Collect each line holding the string "ativo".

Excerpt from a dataset
——————————
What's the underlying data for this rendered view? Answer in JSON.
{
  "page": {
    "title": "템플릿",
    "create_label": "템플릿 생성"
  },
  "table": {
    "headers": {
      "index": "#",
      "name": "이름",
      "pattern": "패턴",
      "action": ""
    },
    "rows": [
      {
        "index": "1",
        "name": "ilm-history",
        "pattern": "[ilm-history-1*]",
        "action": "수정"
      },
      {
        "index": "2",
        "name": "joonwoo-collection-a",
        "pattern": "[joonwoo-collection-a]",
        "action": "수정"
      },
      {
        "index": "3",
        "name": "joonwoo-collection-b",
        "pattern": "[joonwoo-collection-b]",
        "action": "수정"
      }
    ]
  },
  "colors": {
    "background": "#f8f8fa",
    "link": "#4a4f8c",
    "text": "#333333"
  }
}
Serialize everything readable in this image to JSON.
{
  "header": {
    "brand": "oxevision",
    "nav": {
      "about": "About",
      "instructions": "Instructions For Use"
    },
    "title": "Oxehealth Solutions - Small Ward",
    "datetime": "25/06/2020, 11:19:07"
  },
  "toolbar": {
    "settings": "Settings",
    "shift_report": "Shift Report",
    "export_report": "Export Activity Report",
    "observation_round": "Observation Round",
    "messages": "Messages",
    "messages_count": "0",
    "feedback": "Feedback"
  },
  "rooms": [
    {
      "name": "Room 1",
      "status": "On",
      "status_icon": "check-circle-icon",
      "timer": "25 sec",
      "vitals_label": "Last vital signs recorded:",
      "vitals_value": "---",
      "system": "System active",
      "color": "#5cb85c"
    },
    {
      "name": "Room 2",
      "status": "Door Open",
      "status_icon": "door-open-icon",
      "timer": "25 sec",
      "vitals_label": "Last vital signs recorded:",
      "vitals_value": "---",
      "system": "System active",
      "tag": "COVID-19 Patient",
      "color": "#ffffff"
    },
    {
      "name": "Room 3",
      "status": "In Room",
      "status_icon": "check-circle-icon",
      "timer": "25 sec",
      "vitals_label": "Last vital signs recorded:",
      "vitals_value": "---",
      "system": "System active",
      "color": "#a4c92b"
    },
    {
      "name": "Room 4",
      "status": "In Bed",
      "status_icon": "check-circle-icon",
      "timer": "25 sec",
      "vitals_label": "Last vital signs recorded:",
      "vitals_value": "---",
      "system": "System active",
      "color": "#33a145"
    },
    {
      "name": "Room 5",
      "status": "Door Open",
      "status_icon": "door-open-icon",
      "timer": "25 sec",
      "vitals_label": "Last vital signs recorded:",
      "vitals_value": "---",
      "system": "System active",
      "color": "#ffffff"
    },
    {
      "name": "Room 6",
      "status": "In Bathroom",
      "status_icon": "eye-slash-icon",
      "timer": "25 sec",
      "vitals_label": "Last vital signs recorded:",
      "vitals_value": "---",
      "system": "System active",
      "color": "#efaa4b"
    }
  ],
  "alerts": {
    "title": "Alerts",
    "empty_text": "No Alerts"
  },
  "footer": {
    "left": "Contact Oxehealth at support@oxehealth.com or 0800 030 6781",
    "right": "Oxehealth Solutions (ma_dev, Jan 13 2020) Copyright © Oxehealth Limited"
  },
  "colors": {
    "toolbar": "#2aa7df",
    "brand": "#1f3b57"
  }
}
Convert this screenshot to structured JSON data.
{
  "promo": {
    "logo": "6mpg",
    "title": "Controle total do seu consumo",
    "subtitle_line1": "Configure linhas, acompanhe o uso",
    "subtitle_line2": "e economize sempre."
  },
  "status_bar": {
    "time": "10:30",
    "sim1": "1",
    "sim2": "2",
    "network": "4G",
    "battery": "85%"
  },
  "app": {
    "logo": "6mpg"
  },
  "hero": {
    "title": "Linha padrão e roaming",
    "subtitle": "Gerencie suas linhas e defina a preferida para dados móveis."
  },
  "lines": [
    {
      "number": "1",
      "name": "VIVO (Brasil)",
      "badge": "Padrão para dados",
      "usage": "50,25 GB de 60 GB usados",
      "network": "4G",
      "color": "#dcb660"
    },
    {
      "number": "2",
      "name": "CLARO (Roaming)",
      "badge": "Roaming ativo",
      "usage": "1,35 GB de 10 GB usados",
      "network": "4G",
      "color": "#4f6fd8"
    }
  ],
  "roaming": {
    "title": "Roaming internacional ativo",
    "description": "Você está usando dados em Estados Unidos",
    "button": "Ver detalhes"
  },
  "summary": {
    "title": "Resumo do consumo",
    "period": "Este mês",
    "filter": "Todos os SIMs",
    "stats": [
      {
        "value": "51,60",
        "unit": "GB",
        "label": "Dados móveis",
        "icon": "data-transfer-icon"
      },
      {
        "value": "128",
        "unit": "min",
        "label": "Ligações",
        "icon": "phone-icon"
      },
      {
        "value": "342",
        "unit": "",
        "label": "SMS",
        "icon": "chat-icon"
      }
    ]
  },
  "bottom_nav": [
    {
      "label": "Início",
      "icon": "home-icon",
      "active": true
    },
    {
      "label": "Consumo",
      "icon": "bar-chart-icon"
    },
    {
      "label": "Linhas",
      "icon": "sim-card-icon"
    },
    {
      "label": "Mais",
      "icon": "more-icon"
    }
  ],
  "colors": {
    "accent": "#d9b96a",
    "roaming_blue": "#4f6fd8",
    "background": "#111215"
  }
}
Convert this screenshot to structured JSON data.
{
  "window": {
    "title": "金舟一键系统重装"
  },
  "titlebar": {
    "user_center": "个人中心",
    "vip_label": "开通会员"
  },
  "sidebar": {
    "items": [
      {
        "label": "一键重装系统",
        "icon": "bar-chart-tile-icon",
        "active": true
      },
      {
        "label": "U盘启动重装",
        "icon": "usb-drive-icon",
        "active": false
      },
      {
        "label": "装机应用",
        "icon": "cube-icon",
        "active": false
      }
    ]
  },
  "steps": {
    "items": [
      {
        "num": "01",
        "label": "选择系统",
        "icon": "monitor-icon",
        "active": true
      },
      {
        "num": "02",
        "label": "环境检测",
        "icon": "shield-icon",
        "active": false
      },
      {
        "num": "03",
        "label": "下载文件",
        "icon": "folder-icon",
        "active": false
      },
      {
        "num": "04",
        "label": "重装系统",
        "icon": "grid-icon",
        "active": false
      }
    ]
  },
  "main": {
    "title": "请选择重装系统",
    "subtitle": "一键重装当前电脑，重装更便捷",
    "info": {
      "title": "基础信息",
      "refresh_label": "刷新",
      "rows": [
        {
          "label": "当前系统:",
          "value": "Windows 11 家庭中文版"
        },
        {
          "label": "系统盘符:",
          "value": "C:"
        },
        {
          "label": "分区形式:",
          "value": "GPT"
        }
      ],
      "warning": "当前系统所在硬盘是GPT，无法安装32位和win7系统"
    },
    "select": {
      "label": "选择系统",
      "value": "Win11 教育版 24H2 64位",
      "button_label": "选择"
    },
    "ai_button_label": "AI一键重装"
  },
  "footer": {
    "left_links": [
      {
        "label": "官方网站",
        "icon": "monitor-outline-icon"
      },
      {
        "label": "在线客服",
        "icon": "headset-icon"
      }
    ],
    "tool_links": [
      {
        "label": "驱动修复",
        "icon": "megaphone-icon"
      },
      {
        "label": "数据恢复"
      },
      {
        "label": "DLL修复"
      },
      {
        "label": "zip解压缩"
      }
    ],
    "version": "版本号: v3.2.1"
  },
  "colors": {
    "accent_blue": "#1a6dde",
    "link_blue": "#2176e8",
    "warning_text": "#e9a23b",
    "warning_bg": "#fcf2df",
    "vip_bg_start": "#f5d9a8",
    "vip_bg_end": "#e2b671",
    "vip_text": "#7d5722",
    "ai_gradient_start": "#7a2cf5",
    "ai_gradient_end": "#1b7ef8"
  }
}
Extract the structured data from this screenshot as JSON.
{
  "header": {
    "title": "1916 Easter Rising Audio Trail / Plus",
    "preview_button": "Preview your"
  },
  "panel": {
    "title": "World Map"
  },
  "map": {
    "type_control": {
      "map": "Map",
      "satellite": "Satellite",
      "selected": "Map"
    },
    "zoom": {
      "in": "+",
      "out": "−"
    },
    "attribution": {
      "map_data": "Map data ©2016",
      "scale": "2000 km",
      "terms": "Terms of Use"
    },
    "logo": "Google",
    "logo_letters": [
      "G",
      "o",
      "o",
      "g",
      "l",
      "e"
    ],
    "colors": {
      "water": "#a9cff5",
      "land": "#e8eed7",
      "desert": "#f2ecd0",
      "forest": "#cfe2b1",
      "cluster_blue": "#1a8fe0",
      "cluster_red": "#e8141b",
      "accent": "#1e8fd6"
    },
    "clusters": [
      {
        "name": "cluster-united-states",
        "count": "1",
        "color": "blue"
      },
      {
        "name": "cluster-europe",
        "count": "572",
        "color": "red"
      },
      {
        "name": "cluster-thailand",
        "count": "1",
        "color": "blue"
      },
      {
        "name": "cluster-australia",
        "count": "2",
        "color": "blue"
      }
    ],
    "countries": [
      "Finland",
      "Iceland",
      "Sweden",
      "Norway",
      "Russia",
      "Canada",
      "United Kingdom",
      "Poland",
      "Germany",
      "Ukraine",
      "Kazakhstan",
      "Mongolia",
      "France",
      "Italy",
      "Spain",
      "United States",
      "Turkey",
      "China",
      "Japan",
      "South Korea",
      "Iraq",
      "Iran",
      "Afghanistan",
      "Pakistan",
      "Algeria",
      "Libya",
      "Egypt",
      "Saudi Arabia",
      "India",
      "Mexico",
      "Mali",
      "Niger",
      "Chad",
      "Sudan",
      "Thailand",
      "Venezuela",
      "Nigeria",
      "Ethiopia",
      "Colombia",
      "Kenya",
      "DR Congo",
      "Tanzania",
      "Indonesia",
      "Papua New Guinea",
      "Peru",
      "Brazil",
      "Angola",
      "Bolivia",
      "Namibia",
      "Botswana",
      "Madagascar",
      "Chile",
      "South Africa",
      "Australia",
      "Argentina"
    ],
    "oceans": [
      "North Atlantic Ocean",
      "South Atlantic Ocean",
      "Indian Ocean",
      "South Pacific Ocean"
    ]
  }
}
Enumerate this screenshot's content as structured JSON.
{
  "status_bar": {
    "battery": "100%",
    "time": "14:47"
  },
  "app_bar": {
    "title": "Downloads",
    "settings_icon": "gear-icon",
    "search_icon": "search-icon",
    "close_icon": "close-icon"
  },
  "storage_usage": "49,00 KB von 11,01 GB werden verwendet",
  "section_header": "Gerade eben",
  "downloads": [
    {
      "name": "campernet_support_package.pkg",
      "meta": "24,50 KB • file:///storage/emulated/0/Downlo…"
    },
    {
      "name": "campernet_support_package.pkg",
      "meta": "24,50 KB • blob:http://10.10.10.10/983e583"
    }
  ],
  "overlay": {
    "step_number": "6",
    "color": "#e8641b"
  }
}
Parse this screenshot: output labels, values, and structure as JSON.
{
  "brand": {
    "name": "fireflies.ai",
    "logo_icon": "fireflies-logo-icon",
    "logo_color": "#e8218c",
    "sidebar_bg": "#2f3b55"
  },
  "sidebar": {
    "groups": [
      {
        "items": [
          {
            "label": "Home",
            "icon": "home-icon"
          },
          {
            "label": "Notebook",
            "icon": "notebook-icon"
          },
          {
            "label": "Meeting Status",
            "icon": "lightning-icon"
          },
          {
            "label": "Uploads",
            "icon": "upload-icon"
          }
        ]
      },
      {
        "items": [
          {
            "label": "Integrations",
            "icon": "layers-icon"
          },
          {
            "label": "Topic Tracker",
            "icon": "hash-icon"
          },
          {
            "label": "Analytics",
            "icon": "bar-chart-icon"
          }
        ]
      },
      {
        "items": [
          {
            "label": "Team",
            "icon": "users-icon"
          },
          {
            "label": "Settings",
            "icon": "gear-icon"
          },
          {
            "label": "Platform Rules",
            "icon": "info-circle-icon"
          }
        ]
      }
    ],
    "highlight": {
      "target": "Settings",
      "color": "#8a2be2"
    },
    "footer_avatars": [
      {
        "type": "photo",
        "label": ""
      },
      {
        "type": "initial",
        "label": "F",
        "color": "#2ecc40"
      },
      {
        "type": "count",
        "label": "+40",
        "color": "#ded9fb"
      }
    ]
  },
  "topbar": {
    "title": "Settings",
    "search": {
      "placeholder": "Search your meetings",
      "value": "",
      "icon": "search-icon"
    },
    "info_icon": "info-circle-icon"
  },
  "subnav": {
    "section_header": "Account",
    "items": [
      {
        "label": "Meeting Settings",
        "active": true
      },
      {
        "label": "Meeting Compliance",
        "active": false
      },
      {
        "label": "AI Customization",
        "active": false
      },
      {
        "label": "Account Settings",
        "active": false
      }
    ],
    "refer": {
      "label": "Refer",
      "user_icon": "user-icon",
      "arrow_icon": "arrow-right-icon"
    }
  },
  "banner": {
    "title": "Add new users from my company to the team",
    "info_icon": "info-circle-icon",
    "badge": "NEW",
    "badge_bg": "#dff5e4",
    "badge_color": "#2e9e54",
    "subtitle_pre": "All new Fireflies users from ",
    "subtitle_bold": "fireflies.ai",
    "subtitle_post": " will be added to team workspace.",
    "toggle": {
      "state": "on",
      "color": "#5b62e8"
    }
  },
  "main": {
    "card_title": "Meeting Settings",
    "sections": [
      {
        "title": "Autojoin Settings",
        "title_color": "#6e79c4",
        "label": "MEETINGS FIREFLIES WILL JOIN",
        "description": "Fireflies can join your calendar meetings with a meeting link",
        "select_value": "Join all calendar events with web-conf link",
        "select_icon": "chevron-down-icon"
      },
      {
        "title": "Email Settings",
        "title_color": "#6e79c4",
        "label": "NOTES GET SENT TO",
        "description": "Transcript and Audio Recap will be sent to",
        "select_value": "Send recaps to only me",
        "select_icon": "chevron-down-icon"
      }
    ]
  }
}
——————————
**Finished task**
      "badge": "Roaming ativo",
    "title": "Roaming internacional ativo",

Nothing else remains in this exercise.